## [Extracted data entries]
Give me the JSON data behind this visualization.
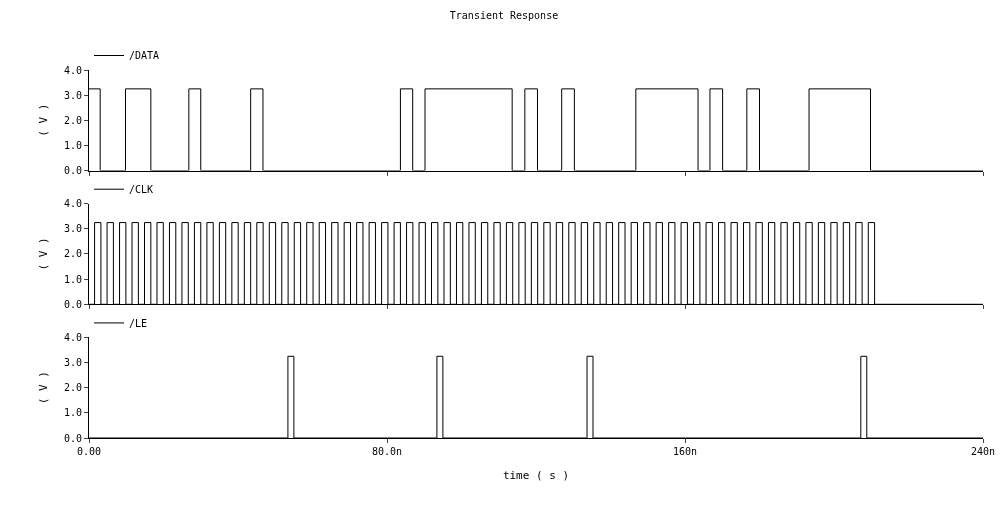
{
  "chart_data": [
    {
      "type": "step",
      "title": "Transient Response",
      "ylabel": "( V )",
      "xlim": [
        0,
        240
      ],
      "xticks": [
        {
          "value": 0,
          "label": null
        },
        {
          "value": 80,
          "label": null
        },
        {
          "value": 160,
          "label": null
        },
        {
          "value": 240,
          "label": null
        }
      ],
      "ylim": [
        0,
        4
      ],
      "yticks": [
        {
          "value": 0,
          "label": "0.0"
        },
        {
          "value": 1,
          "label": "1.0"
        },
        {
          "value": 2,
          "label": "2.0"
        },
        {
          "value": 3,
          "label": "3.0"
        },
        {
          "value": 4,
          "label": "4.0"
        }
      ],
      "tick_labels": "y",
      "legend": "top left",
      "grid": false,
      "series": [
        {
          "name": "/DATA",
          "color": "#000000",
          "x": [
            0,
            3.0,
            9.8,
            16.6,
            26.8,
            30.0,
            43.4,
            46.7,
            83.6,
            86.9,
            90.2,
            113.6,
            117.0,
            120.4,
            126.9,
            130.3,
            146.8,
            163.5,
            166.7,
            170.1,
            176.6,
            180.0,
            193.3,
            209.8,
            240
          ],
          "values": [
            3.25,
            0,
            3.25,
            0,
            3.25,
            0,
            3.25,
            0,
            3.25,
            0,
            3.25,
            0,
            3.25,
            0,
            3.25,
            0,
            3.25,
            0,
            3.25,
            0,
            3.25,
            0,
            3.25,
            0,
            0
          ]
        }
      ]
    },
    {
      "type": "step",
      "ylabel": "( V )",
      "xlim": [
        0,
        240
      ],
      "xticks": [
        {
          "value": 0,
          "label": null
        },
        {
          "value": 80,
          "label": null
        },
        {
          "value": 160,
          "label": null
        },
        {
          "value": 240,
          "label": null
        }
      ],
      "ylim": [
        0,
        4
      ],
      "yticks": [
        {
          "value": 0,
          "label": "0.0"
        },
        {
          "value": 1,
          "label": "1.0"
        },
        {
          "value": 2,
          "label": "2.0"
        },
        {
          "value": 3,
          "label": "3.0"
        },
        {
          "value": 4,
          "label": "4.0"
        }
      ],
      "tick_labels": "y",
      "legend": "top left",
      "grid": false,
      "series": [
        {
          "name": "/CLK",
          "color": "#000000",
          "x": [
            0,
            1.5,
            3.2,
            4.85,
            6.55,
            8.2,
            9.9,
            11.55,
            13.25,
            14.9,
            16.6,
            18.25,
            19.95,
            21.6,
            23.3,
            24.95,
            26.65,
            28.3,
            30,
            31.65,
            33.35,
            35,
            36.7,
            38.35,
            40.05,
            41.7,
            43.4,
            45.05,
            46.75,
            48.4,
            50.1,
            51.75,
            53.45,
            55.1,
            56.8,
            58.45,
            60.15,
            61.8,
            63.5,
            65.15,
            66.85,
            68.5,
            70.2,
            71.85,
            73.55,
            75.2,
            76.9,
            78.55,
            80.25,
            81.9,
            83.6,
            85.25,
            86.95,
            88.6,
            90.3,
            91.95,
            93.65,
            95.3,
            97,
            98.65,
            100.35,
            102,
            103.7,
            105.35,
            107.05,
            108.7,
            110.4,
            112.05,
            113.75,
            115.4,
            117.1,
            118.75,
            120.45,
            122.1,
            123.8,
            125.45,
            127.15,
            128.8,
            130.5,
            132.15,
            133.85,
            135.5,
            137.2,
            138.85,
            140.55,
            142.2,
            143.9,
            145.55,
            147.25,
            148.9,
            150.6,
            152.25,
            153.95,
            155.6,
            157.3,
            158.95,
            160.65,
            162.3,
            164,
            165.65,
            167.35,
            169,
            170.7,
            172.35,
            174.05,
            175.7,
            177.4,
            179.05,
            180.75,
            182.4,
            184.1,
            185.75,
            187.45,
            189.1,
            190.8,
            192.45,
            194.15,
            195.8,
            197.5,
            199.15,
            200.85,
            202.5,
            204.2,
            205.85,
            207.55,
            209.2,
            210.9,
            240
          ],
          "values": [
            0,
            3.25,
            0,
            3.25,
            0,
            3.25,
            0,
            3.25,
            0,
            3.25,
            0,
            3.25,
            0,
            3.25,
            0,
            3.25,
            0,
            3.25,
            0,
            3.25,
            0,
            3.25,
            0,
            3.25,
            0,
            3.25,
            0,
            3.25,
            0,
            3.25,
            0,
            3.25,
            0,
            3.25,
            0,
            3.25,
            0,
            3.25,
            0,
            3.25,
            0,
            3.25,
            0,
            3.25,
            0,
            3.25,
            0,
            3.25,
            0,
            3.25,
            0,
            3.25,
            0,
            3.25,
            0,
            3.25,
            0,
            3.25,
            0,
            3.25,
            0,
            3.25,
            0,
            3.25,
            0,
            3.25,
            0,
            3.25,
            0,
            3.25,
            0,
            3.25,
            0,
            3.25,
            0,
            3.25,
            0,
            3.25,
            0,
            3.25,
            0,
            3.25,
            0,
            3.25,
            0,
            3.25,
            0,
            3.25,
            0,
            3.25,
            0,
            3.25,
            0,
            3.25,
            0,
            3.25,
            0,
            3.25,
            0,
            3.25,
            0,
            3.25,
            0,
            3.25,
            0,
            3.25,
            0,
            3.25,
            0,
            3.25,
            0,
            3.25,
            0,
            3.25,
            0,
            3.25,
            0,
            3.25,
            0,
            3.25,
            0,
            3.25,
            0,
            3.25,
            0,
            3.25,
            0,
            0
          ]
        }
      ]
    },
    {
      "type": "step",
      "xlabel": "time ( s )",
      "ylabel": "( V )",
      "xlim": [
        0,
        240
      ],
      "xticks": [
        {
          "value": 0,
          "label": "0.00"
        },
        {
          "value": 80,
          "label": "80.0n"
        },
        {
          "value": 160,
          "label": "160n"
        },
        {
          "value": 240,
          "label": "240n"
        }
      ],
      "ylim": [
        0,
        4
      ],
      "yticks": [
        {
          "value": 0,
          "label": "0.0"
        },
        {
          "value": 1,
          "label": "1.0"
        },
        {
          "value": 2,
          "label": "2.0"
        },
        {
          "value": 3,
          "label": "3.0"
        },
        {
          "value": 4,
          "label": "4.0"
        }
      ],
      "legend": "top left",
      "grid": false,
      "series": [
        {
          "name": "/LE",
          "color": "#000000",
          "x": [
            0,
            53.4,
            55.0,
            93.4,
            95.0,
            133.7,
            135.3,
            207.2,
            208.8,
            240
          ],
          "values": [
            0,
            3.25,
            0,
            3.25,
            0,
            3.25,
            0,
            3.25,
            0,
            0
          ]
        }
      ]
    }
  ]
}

## [Work instructions]
Drop the pictures and reproduce the rest of the entries above exactly.

## [Answer for this exercise]
Give me the JSON data behind this visualization.
{
  "chart_data": [
    {
      "type": "step",
      "title": "Transient Response",
      "ylabel": "( V )",
      "xlim": [
        0,
        240
      ],
      "xticks": [
        {
          "value": 0,
          "label": null
        },
        {
          "value": 80,
          "label": null
        },
        {
          "value": 160,
          "label": null
        },
        {
          "value": 240,
          "label": null
        }
      ],
      "ylim": [
        0,
        4
      ],
      "yticks": [
        {
          "value": 0,
          "label": "0.0"
        },
        {
          "value": 1,
          "label": "1.0"
        },
        {
          "value": 2,
          "label": "2.0"
        },
        {
          "value": 3,
          "label": "3.0"
        },
        {
          "value": 4,
          "label": "4.0"
        }
      ],
      "tick_labels": "y",
      "legend": "top left",
      "grid": false,
      "series": [
        {
          "name": "/DATA",
          "color": "#000000",
          "x": [
            0,
            3.0,
            9.8,
            16.6,
            26.8,
            30.0,
            43.4,
            46.7,
            83.6,
            86.9,
            90.2,
            113.6,
            117.0,
            120.4,
            126.9,
            130.3,
            146.8,
            163.5,
            166.7,
            170.1,
            176.6,
            180.0,
            193.3,
            209.8,
            240
          ],
          "values": [
            3.25,
            0,
            3.25,
            0,
            3.25,
            0,
            3.25,
            0,
            3.25,
            0,
            3.25,
            0,
            3.25,
            0,
            3.25,
            0,
            3.25,
            0,
            3.25,
            0,
            3.25,
            0,
            3.25,
            0,
            0
          ]
        }
      ]
    },
    {
      "type": "step",
      "ylabel": "( V )",
      "xlim": [
        0,
        240
      ],
      "xticks": [
        {
          "value": 0,
          "label": null
        },
        {
          "value": 80,
          "label": null
        },
        {
          "value": 160,
          "label": null
        },
        {
          "value": 240,
          "label": null
        }
      ],
      "ylim": [
        0,
        4
      ],
      "yticks": [
        {
          "value": 0,
          "label": "0.0"
        },
        {
          "value": 1,
          "label": "1.0"
        },
        {
          "value": 2,
          "label": "2.0"
        },
        {
          "value": 3,
          "label": "3.0"
        },
        {
          "value": 4,
          "label": "4.0"
        }
      ],
      "tick_labels": "y",
      "legend": "top left",
      "grid": false,
      "series": [
        {
          "name": "/CLK",
          "color": "#000000",
          "x": [
            0,
            1.5,
            3.2,
            4.85,
            6.55,
            8.2,
            9.9,
            11.55,
            13.25,
            14.9,
            16.6,
            18.25,
            19.95,
            21.6,
            23.3,
            24.95,
            26.65,
            28.3,
            30,
            31.65,
            33.35,
            35,
            36.7,
            38.35,
            40.05,
            41.7,
            43.4,
            45.05,
            46.75,
            48.4,
            50.1,
            51.75,
            53.45,
            55.1,
            56.8,
            58.45,
            60.15,
            61.8,
            63.5,
            65.15,
            66.85,
            68.5,
            70.2,
            71.85,
            73.55,
            75.2,
            76.9,
            78.55,
            80.25,
            81.9,
            83.6,
            85.25,
            86.95,
            88.6,
            90.3,
            91.95,
            93.65,
            95.3,
            97,
            98.65,
            100.35,
            102,
            103.7,
            105.35,
            107.05,
            108.7,
            110.4,
            112.05,
            113.75,
            115.4,
            117.1,
            118.75,
            120.45,
            122.1,
            123.8,
            125.45,
            127.15,
            128.8,
            130.5,
            132.15,
            133.85,
            135.5,
            137.2,
            138.85,
            140.55,
            142.2,
            143.9,
            145.55,
            147.25,
            148.9,
            150.6,
            152.25,
            153.95,
            155.6,
            157.3,
            158.95,
            160.65,
            162.3,
            164,
            165.65,
            167.35,
            169,
            170.7,
            172.35,
            174.05,
            175.7,
            177.4,
            179.05,
            180.75,
            182.4,
            184.1,
            185.75,
            187.45,
            189.1,
            190.8,
            192.45,
            194.15,
            195.8,
            197.5,
            199.15,
            200.85,
            202.5,
            204.2,
            205.85,
            207.55,
            209.2,
            210.9,
            240
          ],
          "values": [
            0,
            3.25,
            0,
            3.25,
            0,
            3.25,
            0,
            3.25,
            0,
            3.25,
            0,
            3.25,
            0,
            3.25,
            0,
            3.25,
            0,
            3.25,
            0,
            3.25,
            0,
            3.25,
            0,
            3.25,
            0,
            3.25,
            0,
            3.25,
            0,
            3.25,
            0,
            3.25,
            0,
            3.25,
            0,
            3.25,
            0,
            3.25,
            0,
            3.25,
            0,
            3.25,
            0,
            3.25,
            0,
            3.25,
            0,
            3.25,
            0,
            3.25,
            0,
            3.25,
            0,
            3.25,
            0,
            3.25,
            0,
            3.25,
            0,
            3.25,
            0,
            3.25,
            0,
            3.25,
            0,
            3.25,
            0,
            3.25,
            0,
            3.25,
            0,
            3.25,
            0,
            3.25,
            0,
            3.25,
            0,
            3.25,
            0,
            3.25,
            0,
            3.25,
            0,
            3.25,
            0,
            3.25,
            0,
            3.25,
            0,
            3.25,
            0,
            3.25,
            0,
            3.25,
            0,
            3.25,
            0,
            3.25,
            0,
            3.25,
            0,
            3.25,
            0,
            3.25,
            0,
            3.25,
            0,
            3.25,
            0,
            3.25,
            0,
            3.25,
            0,
            3.25,
            0,
            3.25,
            0,
            3.25,
            0,
            3.25,
            0,
            3.25,
            0,
            3.25,
            0,
            3.25,
            0,
            0
          ]
        }
      ]
    },
    {
      "type": "step",
      "xlabel": "time ( s )",
      "ylabel": "( V )",
      "xlim": [
        0,
        240
      ],
      "xticks": [
        {
          "value": 0,
          "label": "0.00"
        },
        {
          "value": 80,
          "label": "80.0n"
        },
        {
          "value": 160,
          "label": "160n"
        },
        {
          "value": 240,
          "label": "240n"
        }
      ],
      "ylim": [
        0,
        4
      ],
      "yticks": [
        {
          "value": 0,
          "label": "0.0"
        },
        {
          "value": 1,
          "label": "1.0"
        },
        {
          "value": 2,
          "label": "2.0"
        },
        {
          "value": 3,
          "label": "3.0"
        },
        {
          "value": 4,
          "label": "4.0"
        }
      ],
      "legend": "top left",
      "grid": false,
      "series": [
        {
          "name": "/LE",
          "color": "#000000",
          "x": [
            0,
            53.4,
            55.0,
            93.4,
            95.0,
            133.7,
            135.3,
            207.2,
            208.8,
            240
          ],
          "values": [
            0,
            3.25,
            0,
            3.25,
            0,
            3.25,
            0,
            3.25,
            0,
            0
          ]
        }
      ]
    }
  ]
}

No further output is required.